### Records shown

....

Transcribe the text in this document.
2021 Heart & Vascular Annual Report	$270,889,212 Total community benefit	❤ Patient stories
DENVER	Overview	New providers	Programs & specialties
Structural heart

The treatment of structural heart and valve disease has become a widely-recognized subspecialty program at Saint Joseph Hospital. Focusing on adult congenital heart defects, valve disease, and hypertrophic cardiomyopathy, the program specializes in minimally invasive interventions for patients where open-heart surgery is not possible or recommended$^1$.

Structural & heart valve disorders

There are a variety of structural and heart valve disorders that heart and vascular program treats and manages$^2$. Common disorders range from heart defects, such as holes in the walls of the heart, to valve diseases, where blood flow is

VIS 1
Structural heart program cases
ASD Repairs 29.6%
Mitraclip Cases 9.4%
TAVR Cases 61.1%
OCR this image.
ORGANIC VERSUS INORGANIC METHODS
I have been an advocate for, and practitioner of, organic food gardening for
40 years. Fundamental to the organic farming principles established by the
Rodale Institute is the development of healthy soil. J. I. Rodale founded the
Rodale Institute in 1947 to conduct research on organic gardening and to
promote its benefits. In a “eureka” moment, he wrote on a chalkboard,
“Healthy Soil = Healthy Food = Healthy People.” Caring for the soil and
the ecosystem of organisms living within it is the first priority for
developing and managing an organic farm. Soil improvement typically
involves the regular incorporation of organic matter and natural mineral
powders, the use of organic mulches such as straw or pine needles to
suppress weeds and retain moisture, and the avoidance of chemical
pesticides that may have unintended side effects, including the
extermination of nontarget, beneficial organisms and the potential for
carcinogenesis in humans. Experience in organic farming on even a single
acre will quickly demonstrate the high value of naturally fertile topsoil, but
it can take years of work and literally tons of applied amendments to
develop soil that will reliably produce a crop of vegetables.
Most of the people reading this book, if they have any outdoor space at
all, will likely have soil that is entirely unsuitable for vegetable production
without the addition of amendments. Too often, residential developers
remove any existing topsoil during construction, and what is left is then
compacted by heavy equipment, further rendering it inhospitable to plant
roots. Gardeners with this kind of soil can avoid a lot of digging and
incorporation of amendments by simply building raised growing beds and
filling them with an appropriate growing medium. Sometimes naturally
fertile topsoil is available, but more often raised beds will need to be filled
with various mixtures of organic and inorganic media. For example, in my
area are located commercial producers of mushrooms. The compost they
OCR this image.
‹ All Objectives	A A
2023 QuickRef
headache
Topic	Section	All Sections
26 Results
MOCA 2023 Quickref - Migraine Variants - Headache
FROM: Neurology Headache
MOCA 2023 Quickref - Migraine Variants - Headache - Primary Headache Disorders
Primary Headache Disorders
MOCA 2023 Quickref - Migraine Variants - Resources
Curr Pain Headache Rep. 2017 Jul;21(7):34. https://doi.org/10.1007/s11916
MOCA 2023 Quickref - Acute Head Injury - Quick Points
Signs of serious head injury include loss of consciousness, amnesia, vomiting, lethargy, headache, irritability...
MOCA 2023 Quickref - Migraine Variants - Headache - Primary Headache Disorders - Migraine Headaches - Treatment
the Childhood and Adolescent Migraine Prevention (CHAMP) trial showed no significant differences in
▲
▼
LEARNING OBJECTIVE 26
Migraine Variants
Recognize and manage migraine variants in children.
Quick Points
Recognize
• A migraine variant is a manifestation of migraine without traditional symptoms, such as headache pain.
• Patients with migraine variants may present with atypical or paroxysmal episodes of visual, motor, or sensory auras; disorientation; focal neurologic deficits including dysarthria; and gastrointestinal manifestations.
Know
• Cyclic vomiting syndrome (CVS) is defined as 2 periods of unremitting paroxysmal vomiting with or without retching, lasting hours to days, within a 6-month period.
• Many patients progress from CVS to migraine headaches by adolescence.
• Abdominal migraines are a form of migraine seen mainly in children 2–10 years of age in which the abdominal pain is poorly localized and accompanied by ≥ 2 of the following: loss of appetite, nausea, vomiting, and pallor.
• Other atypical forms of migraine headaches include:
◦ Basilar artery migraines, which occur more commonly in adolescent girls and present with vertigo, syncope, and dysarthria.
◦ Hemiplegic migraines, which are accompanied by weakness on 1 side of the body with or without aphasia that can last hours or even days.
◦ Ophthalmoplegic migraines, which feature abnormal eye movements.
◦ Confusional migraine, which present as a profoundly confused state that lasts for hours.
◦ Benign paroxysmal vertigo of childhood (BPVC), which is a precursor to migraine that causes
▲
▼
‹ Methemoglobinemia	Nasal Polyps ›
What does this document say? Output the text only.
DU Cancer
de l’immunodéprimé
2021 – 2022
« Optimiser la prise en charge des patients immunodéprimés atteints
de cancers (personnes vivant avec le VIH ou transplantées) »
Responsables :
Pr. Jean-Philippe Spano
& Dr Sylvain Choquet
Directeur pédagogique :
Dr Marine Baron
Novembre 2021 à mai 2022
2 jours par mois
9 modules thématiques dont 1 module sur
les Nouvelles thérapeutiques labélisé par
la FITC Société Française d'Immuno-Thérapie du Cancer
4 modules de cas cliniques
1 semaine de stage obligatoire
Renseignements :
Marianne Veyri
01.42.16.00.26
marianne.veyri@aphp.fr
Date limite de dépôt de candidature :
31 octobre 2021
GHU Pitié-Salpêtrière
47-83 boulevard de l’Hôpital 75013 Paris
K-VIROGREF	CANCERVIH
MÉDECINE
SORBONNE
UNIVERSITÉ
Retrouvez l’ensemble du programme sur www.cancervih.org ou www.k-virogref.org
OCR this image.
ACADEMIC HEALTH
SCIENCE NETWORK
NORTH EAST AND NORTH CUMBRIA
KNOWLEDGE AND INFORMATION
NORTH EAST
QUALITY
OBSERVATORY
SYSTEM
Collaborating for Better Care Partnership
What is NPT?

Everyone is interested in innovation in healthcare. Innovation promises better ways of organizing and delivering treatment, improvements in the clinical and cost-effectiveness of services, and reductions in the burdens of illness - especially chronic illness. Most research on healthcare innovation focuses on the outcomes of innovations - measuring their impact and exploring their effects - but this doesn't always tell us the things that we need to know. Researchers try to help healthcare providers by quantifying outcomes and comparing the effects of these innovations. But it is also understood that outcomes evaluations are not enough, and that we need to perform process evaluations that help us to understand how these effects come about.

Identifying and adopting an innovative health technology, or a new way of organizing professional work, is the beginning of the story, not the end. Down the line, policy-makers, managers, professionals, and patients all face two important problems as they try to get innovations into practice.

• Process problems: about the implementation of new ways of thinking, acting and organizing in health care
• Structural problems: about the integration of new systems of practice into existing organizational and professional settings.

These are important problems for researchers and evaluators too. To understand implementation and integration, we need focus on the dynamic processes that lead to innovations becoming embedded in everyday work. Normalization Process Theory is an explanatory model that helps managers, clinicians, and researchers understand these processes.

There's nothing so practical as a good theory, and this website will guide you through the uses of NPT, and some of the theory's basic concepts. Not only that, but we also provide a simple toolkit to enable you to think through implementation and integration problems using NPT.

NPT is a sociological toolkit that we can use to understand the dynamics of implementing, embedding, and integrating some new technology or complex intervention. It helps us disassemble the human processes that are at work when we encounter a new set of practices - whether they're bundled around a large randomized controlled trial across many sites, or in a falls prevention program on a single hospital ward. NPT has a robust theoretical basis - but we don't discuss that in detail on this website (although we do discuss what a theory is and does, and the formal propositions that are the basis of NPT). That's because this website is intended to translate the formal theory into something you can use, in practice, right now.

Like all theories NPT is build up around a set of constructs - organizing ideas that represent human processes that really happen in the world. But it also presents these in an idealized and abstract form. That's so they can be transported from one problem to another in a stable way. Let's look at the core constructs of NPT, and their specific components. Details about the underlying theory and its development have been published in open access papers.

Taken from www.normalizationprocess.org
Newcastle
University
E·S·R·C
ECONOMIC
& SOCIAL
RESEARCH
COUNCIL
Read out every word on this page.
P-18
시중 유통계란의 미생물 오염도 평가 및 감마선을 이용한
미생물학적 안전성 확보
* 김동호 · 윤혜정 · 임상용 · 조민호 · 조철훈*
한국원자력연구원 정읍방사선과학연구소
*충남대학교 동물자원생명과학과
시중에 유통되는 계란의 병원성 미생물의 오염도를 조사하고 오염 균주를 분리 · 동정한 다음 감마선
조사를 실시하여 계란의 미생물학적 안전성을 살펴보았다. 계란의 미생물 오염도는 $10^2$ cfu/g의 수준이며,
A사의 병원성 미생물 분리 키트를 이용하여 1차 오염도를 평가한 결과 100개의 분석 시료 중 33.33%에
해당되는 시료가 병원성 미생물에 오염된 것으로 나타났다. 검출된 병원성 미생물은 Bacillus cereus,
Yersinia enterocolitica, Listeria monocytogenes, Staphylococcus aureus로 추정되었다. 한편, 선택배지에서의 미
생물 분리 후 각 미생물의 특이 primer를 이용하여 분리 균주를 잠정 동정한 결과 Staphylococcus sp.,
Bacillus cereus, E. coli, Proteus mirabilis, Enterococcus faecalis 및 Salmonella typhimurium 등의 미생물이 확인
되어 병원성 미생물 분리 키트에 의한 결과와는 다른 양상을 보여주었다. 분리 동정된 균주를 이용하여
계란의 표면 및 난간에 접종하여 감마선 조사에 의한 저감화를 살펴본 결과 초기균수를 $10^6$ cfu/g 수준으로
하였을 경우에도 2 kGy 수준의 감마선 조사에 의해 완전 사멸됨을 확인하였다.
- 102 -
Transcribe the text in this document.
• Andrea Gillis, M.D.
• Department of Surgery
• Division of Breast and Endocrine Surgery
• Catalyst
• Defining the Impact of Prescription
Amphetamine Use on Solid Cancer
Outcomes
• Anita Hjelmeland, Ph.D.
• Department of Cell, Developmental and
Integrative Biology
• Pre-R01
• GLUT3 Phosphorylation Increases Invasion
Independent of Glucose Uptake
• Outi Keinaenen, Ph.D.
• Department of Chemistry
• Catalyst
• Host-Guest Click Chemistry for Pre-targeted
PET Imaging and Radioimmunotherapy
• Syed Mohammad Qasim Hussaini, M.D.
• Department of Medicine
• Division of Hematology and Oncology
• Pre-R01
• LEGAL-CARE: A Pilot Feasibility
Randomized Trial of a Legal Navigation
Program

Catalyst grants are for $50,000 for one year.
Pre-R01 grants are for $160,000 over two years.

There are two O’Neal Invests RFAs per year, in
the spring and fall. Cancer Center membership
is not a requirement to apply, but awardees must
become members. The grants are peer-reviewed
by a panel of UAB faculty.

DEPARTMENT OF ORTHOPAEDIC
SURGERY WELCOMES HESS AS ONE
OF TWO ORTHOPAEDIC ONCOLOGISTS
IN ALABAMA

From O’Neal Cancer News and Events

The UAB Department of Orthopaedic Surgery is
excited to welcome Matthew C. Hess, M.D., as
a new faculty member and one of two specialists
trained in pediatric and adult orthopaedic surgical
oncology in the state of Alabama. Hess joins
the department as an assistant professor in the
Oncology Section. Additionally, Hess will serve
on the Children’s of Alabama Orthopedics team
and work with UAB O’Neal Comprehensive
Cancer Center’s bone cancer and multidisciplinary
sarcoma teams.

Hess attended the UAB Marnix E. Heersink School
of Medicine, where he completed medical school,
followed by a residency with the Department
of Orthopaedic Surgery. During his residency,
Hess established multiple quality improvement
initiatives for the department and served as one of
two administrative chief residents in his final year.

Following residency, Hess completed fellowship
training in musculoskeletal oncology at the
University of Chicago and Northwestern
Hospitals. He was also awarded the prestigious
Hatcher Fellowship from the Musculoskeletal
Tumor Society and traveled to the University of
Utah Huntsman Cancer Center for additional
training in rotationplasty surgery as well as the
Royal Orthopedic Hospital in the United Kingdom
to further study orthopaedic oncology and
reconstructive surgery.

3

....

The answer must be every line from the records above that contains the word "years", copied in full.

40 years. Fundamental to the organic farming principles established by the
it can take years of work and literally tons of applied amendments to
• Abdominal migraines are a form of migraine seen mainly in children 2–10 years of age in which the abdominal pain is poorly localized and accompanied by ≥ 2 of the following: loss of appetite, nausea, vomiting, and pallor.
Pre-R01 grants are for $160,000 over two years.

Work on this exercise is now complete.